(WHAT THE EXERCISE ASKS) Copy the lines that follow, keeping every character the same.

(EXERCISE DATA)
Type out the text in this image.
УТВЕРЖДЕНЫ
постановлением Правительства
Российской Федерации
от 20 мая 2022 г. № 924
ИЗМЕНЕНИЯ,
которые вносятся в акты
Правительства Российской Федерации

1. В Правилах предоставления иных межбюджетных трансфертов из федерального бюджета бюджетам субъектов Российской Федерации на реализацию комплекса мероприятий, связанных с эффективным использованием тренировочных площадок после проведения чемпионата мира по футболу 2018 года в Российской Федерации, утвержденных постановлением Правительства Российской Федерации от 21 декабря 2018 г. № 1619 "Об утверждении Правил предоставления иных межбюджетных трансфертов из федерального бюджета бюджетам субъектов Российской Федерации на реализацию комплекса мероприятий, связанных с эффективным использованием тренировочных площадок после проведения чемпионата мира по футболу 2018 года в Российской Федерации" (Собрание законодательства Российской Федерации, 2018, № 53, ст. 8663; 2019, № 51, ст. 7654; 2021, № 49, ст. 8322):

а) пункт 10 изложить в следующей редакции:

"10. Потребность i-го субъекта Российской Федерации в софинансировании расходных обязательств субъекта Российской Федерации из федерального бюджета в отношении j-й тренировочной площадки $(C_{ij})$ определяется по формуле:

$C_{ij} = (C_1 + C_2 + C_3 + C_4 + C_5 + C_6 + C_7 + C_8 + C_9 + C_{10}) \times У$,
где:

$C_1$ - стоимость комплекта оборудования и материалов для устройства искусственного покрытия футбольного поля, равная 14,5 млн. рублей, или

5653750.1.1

(RESPONSE)
Type out the text in this image.
УТВЕРЖДЕНЫ
постановлением Правительства
Российской Федерации
от 20 мая 2022 г. № 924
ИЗМЕНЕНИЯ,
которые вносятся в акты
Правительства Российской Федерации

1. В Правилах предоставления иных межбюджетных трансфертов из федерального бюджета бюджетам субъектов Российской Федерации на реализацию комплекса мероприятий, связанных с эффективным использованием тренировочных площадок после проведения чемпионата мира по футболу 2018 года в Российской Федерации, утвержденных постановлением Правительства Российской Федерации от 21 декабря 2018 г. № 1619 "Об утверждении Правил предоставления иных межбюджетных трансфертов из федерального бюджета бюджетам субъектов Российской Федерации на реализацию комплекса мероприятий, связанных с эффективным использованием тренировочных площадок после проведения чемпионата мира по футболу 2018 года в Российской Федерации" (Собрание законодательства Российской Федерации, 2018, № 53, ст. 8663; 2019, № 51, ст. 7654; 2021, № 49, ст. 8322):

а) пункт 10 изложить в следующей редакции:

"10. Потребность i-го субъекта Российской Федерации в софинансировании расходных обязательств субъекта Российской Федерации из федерального бюджета в отношении j-й тренировочной площадки $(C_{ij})$ определяется по формуле:

$C_{ij} = (C_1 + C_2 + C_3 + C_4 + C_5 + C_6 + C_7 + C_8 + C_9 + C_{10}) \times У$,
где:

$C_1$ - стоимость комплекта оборудования и материалов для устройства искусственного покрытия футбольного поля, равная 14,5 млн. рублей, или

5653750.1.1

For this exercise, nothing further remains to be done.